(Part of a data file)
******************************
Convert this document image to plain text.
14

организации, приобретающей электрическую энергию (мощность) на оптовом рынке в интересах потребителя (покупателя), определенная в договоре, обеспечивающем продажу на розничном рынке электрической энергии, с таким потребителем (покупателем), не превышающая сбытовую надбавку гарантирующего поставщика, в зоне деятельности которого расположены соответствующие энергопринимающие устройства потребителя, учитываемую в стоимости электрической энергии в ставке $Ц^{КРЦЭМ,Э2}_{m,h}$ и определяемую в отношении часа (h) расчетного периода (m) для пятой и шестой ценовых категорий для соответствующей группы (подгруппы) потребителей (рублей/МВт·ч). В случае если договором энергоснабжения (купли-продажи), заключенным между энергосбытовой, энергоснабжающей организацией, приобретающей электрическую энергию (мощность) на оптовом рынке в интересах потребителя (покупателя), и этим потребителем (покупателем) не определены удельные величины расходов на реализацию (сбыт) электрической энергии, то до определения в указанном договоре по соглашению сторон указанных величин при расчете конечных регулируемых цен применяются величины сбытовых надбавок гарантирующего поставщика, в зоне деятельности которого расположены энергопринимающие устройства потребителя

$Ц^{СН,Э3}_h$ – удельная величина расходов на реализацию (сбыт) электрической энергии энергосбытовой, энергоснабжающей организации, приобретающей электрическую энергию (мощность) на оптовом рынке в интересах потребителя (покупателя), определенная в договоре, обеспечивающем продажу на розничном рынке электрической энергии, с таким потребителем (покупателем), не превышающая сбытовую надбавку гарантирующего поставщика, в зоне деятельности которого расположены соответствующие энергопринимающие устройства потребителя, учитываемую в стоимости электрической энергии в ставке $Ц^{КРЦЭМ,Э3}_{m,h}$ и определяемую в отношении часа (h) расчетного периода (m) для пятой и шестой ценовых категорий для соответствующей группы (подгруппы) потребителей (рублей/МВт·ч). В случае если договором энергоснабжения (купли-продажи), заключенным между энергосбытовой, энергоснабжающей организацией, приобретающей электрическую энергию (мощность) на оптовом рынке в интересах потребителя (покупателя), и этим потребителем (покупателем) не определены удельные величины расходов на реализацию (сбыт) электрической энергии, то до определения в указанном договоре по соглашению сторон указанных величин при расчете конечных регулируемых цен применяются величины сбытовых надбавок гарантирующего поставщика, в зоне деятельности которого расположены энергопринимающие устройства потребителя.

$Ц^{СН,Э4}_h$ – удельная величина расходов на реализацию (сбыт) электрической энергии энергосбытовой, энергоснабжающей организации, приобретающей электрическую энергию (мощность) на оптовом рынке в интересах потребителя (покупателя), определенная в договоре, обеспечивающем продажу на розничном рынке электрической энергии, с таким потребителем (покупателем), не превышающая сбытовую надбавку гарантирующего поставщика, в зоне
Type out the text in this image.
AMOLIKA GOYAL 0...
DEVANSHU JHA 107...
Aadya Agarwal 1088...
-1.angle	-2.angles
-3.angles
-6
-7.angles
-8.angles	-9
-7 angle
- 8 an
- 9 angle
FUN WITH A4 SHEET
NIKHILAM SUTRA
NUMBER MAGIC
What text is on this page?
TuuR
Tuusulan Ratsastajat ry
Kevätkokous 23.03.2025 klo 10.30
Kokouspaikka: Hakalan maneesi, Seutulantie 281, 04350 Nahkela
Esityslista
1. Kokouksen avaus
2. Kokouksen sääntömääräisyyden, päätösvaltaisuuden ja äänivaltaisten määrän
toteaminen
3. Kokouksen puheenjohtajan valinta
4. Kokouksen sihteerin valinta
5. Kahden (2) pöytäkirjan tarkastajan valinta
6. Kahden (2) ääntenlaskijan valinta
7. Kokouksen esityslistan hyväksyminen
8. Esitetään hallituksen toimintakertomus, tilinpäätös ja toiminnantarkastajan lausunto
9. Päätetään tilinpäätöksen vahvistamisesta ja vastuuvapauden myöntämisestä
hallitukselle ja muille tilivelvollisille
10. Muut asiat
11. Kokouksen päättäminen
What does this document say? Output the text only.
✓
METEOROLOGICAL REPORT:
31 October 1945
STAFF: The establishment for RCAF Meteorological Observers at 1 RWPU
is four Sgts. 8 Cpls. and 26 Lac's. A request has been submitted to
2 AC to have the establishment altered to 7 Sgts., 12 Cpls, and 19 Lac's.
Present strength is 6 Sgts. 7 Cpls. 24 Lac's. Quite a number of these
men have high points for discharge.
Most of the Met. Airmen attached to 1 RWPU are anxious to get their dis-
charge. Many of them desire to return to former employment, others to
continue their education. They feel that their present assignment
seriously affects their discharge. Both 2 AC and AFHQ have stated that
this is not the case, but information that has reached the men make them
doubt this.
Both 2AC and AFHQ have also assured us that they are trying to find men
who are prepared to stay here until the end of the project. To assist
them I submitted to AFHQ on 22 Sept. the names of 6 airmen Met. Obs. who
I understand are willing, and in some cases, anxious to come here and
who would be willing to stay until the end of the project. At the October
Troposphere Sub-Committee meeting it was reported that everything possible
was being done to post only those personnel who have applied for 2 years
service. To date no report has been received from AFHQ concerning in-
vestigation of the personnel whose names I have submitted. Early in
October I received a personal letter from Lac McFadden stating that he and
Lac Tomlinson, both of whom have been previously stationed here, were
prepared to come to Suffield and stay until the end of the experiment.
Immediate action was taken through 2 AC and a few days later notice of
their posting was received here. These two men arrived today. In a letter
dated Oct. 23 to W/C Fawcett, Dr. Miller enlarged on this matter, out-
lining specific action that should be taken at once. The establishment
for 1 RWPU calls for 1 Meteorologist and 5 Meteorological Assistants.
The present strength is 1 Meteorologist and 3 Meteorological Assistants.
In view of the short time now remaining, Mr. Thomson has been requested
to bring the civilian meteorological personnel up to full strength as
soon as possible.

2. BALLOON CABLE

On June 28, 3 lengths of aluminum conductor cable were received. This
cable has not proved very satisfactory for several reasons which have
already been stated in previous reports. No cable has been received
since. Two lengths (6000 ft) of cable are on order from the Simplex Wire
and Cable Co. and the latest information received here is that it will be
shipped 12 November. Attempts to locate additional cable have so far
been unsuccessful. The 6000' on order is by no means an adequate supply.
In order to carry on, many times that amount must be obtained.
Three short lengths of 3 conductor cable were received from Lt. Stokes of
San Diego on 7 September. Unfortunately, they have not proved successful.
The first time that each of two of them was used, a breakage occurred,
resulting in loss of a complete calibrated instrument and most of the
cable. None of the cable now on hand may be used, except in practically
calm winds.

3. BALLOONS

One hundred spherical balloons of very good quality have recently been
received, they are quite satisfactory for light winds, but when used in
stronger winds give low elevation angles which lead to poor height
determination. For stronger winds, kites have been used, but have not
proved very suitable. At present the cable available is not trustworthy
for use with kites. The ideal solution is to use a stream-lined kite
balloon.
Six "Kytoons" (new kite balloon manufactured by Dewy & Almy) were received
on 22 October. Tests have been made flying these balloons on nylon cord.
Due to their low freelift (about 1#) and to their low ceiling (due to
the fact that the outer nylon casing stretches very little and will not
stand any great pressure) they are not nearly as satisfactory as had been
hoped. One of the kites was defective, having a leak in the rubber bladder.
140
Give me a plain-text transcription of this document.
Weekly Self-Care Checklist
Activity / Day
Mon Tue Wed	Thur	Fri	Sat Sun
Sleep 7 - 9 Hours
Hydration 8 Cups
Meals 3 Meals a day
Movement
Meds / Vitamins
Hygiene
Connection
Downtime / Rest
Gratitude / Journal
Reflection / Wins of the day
******************************
Find the lines with the string "Cpls" and reproduce them.

is four Sgts. 8 Cpls. and 26 Lac's. A request has been submitted to
2 AC to have the establishment altered to 7 Sgts., 12 Cpls, and 19 Lac's.
Present strength is 6 Sgts. 7 Cpls. 24 Lac's. Quite a number of these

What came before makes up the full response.